## Extracted data
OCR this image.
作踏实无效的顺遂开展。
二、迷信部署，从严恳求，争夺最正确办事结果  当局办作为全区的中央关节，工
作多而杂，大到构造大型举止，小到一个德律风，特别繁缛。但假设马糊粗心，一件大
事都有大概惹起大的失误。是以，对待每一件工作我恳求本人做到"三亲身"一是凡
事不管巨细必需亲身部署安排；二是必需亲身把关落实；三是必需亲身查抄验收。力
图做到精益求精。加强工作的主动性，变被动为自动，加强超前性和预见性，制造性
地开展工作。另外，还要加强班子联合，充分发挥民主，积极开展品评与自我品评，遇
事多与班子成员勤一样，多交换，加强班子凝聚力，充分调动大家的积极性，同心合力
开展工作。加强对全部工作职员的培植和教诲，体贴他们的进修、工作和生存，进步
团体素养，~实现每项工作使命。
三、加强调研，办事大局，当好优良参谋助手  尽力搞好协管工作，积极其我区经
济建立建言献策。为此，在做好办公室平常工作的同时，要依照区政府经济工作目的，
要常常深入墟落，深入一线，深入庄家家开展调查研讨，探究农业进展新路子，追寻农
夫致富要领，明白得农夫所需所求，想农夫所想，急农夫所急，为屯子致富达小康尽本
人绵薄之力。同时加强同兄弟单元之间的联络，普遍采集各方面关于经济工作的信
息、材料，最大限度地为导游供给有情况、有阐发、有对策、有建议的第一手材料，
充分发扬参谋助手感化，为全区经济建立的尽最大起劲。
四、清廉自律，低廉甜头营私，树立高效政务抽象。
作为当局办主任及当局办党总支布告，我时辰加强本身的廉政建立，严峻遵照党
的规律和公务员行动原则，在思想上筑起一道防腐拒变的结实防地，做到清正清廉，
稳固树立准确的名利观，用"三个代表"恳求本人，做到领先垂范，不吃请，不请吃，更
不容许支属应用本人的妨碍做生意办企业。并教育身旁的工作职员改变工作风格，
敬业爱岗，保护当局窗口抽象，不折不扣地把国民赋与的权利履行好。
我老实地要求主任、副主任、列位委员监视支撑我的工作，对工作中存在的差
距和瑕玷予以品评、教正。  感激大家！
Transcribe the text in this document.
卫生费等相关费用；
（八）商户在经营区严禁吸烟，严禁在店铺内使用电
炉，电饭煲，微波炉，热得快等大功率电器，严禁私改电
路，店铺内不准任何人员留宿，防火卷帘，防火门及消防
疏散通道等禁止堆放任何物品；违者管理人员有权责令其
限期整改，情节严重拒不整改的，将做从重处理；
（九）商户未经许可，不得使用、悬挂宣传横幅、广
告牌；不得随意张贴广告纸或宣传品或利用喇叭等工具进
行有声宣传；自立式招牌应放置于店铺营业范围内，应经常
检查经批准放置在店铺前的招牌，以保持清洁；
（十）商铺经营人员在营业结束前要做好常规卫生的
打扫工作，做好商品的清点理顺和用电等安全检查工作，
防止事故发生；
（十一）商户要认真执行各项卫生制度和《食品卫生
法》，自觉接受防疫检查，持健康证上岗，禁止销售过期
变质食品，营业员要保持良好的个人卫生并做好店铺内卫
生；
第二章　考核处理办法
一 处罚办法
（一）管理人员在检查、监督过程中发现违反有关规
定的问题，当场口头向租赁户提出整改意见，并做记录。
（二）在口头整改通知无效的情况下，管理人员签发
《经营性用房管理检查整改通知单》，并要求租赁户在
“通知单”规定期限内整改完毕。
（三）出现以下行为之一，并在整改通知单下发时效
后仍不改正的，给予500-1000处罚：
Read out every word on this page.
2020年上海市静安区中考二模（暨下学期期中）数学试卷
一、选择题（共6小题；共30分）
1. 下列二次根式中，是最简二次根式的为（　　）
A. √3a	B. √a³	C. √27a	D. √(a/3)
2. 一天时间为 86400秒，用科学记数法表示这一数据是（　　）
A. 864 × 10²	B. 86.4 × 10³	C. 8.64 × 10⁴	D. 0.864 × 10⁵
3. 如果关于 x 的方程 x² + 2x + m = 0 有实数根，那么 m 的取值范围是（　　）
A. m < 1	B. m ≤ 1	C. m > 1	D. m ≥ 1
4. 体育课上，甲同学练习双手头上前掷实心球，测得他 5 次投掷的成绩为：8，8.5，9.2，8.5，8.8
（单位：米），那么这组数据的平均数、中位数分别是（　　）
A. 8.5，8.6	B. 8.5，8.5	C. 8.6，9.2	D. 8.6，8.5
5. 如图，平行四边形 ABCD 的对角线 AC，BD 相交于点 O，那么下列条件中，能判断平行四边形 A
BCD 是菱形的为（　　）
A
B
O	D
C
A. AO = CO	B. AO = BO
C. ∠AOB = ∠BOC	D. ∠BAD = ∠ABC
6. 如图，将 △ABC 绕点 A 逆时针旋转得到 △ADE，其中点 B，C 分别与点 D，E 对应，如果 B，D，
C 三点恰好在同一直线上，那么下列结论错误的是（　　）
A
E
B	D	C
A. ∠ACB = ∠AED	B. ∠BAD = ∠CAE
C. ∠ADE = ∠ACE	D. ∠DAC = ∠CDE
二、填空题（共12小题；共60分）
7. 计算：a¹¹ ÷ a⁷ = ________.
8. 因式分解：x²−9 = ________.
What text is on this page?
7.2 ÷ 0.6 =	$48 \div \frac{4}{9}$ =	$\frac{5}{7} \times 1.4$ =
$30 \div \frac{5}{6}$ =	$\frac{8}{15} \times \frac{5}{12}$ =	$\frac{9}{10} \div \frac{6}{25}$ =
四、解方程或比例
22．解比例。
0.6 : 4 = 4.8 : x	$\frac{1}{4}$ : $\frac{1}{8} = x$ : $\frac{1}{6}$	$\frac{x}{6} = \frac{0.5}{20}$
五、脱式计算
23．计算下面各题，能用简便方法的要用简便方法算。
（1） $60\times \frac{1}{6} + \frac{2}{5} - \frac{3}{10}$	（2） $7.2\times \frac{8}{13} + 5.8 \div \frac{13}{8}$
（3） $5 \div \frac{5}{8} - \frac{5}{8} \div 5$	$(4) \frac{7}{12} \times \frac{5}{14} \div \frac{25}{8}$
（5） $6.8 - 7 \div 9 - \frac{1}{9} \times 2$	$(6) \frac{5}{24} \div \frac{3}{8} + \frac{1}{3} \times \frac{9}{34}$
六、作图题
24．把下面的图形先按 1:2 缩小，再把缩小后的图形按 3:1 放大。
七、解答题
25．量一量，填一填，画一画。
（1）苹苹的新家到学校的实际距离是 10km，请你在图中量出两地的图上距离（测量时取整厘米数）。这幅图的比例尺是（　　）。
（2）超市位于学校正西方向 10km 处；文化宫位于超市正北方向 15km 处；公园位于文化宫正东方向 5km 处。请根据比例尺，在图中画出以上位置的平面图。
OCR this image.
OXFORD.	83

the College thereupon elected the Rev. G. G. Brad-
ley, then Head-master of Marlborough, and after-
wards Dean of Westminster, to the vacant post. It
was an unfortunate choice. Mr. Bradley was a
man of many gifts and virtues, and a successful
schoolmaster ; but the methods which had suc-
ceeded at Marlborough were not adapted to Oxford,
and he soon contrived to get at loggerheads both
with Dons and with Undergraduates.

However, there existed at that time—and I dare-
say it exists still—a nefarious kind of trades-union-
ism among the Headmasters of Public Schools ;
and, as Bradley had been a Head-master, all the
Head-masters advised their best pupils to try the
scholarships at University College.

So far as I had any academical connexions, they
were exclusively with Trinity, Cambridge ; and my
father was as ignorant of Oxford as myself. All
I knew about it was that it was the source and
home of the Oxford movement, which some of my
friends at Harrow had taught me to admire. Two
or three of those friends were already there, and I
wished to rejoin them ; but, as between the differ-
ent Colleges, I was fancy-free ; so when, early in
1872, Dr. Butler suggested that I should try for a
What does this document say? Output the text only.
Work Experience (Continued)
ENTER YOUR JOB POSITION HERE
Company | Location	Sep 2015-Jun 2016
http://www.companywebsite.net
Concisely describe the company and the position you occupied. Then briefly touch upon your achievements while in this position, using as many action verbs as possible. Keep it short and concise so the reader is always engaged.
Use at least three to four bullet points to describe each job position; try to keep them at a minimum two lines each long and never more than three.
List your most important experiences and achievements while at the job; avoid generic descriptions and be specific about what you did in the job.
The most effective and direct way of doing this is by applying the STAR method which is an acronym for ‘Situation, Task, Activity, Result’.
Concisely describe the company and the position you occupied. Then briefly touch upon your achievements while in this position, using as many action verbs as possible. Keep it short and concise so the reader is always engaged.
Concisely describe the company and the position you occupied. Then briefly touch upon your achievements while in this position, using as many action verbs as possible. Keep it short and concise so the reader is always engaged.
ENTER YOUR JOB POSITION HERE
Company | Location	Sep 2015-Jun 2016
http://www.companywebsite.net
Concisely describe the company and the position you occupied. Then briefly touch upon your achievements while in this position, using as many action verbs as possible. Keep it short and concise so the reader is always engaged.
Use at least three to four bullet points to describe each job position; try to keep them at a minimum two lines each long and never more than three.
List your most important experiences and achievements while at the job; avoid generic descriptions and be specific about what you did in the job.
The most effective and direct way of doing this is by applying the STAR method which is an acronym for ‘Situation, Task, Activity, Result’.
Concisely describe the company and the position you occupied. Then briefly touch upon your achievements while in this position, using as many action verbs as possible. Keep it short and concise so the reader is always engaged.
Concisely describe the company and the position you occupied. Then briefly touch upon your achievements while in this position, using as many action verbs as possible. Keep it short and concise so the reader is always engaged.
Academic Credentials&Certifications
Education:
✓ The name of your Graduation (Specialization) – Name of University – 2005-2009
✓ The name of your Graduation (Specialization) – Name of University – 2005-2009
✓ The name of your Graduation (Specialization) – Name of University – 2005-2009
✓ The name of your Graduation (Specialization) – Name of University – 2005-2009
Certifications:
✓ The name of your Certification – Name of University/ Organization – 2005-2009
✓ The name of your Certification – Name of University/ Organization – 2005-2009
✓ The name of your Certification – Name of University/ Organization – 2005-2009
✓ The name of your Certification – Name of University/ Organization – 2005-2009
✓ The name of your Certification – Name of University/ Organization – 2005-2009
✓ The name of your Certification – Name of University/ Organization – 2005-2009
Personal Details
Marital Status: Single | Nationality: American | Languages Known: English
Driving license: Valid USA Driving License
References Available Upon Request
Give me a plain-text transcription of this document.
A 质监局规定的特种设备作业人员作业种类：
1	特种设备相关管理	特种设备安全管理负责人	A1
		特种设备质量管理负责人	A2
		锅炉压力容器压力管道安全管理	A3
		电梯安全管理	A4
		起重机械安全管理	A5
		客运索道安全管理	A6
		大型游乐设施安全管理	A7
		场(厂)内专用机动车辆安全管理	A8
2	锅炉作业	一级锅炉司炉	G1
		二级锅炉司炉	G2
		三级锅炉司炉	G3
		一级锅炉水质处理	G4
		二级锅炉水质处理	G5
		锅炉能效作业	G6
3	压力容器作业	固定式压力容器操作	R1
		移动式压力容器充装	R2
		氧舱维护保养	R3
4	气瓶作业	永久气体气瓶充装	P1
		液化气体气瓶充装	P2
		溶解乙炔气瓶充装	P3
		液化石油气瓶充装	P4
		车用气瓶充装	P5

## Aim of the exercise
Say how many lines of the listing above contain "that", with no other words.

## Finished exercise
3